WORK TO COMPLETE: Each entry that follows is to be retyped exactly. Pictures do not belong in the copy.
**** RAW DATA ****
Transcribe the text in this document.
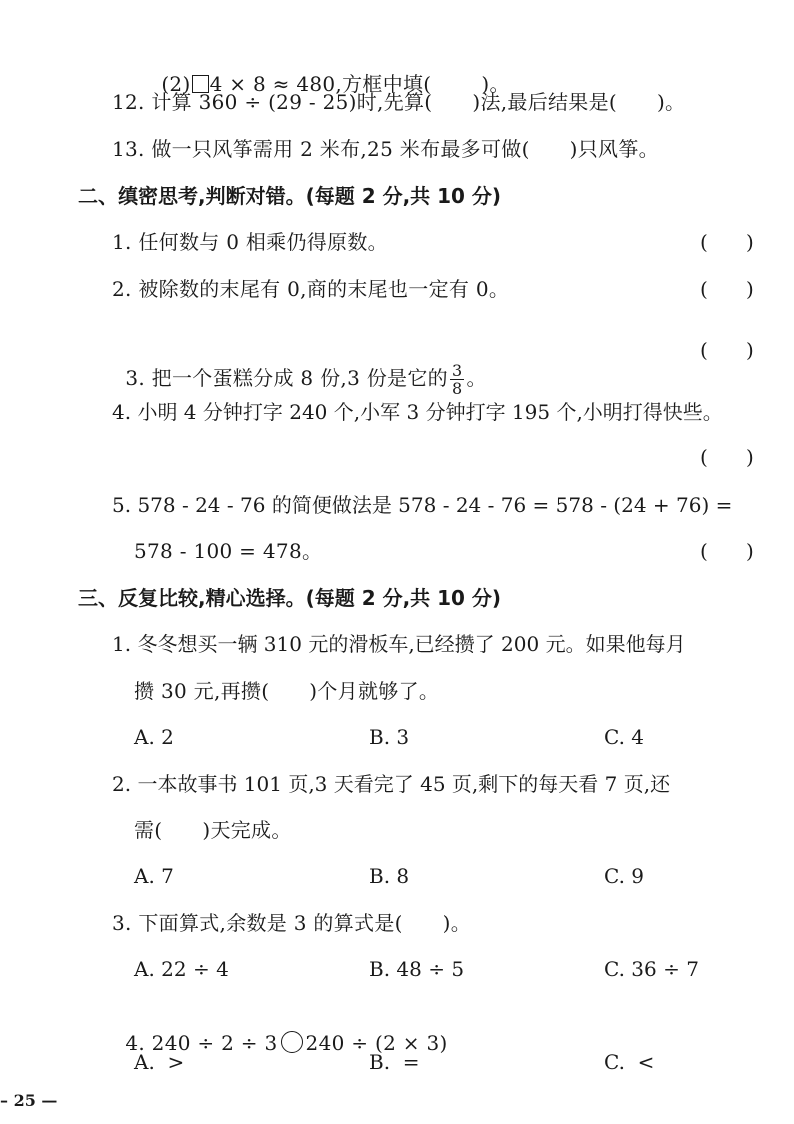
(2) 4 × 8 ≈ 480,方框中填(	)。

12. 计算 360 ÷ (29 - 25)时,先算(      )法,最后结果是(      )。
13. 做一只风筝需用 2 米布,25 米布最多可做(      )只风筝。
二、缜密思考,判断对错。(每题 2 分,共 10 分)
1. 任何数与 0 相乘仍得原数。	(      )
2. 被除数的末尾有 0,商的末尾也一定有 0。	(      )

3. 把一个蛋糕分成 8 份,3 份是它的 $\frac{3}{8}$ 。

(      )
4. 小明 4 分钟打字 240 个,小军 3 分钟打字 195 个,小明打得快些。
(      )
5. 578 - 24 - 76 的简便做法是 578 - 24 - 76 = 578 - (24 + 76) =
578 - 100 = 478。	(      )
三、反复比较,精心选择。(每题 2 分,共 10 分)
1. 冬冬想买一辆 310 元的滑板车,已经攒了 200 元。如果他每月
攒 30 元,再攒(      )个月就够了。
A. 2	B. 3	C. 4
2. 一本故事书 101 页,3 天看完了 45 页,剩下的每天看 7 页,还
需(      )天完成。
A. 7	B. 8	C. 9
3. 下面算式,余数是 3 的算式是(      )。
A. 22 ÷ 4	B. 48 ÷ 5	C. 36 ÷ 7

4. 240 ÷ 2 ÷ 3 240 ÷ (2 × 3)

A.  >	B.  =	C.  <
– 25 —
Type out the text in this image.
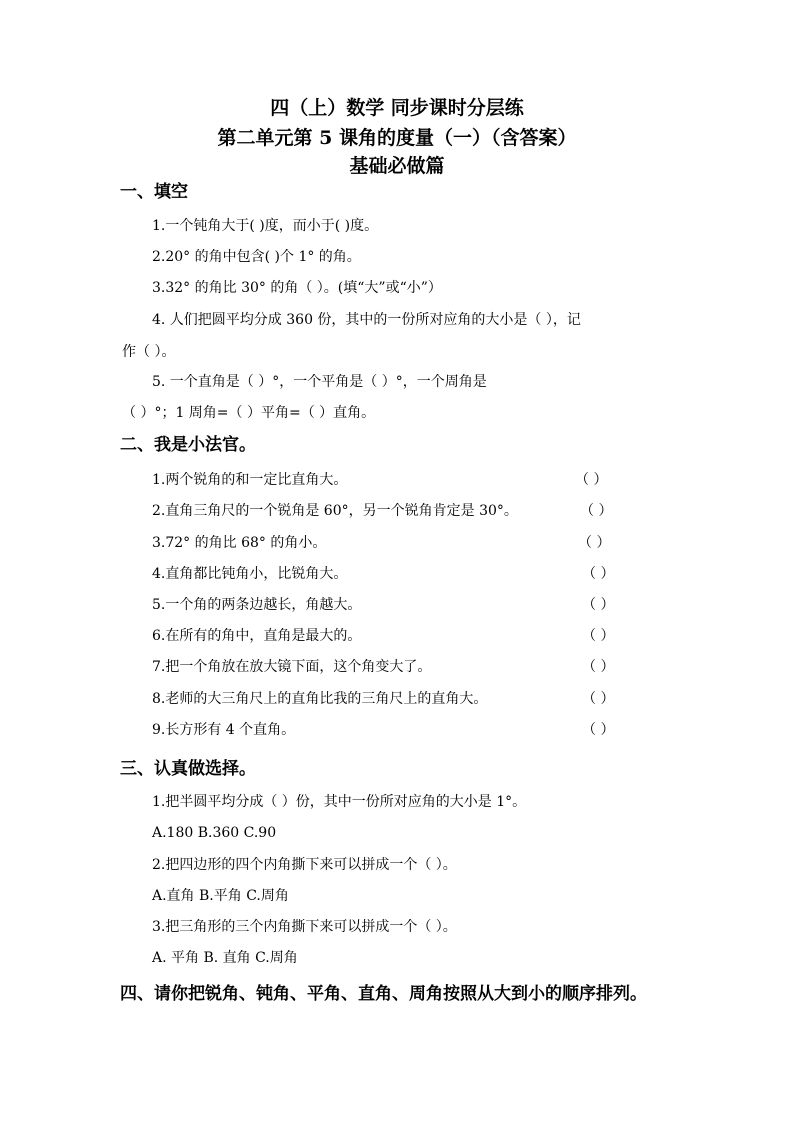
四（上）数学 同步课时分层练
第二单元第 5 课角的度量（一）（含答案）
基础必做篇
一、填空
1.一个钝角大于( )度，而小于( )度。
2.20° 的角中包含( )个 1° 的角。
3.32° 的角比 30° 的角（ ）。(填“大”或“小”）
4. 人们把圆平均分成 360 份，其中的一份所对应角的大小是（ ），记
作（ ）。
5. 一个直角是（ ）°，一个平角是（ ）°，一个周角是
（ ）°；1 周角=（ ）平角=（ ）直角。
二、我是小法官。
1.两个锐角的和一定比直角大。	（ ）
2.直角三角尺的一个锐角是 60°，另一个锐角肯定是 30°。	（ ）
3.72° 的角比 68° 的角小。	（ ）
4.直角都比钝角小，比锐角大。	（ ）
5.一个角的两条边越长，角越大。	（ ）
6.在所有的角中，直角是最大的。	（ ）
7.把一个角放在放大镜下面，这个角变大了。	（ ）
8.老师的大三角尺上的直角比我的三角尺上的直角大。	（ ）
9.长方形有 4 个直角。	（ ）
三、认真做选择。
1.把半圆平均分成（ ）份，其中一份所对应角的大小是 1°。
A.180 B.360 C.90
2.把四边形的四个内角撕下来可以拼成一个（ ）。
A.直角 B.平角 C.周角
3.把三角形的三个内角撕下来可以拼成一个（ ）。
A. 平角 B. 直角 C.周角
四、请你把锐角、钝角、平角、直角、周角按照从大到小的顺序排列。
****
ANSWER BELOW:
Transcribe the text in this document.
(2) 4 × 8 ≈ 480,方框中填(	)。

12. 计算 360 ÷ (29 - 25)时,先算(      )法,最后结果是(      )。
13. 做一只风筝需用 2 米布,25 米布最多可做(      )只风筝。
二、缜密思考,判断对错。(每题 2 分,共 10 分)
1. 任何数与 0 相乘仍得原数。	(      )
2. 被除数的末尾有 0,商的末尾也一定有 0。	(      )

3. 把一个蛋糕分成 8 份,3 份是它的 $\frac{3}{8}$ 。

(      )
4. 小明 4 分钟打字 240 个,小军 3 分钟打字 195 个,小明打得快些。
(      )
5. 578 - 24 - 76 的简便做法是 578 - 24 - 76 = 578 - (24 + 76) =
578 - 100 = 478。	(      )
三、反复比较,精心选择。(每题 2 分,共 10 分)
1. 冬冬想买一辆 310 元的滑板车,已经攒了 200 元。如果他每月
攒 30 元,再攒(      )个月就够了。
A. 2	B. 3	C. 4
2. 一本故事书 101 页,3 天看完了 45 页,剩下的每天看 7 页,还
需(      )天完成。
A. 7	B. 8	C. 9
3. 下面算式,余数是 3 的算式是(      )。
A. 22 ÷ 4	B. 48 ÷ 5	C. 36 ÷ 7

4. 240 ÷ 2 ÷ 3 240 ÷ (2 × 3)

A.  >	B.  =	C.  <
– 25 —
Type out the text in this image.
四（上）数学 同步课时分层练
第二单元第 5 课角的度量（一）（含答案）
基础必做篇
一、填空
1.一个钝角大于( )度，而小于( )度。
2.20° 的角中包含( )个 1° 的角。
3.32° 的角比 30° 的角（ ）。(填“大”或“小”）
4. 人们把圆平均分成 360 份，其中的一份所对应角的大小是（ ），记
作（ ）。
5. 一个直角是（ ）°，一个平角是（ ）°，一个周角是
（ ）°；1 周角=（ ）平角=（ ）直角。
二、我是小法官。
1.两个锐角的和一定比直角大。	（ ）
2.直角三角尺的一个锐角是 60°，另一个锐角肯定是 30°。	（ ）
3.72° 的角比 68° 的角小。	（ ）
4.直角都比钝角小，比锐角大。	（ ）
5.一个角的两条边越长，角越大。	（ ）
6.在所有的角中，直角是最大的。	（ ）
7.把一个角放在放大镜下面，这个角变大了。	（ ）
8.老师的大三角尺上的直角比我的三角尺上的直角大。	（ ）
9.长方形有 4 个直角。	（ ）
三、认真做选择。
1.把半圆平均分成（ ）份，其中一份所对应角的大小是 1°。
A.180 B.360 C.90
2.把四边形的四个内角撕下来可以拼成一个（ ）。
A.直角 B.平角 C.周角
3.把三角形的三个内角撕下来可以拼成一个（ ）。
A. 平角 B. 直角 C.周角
四、请你把锐角、钝角、平角、直角、周角按照从大到小的顺序排列。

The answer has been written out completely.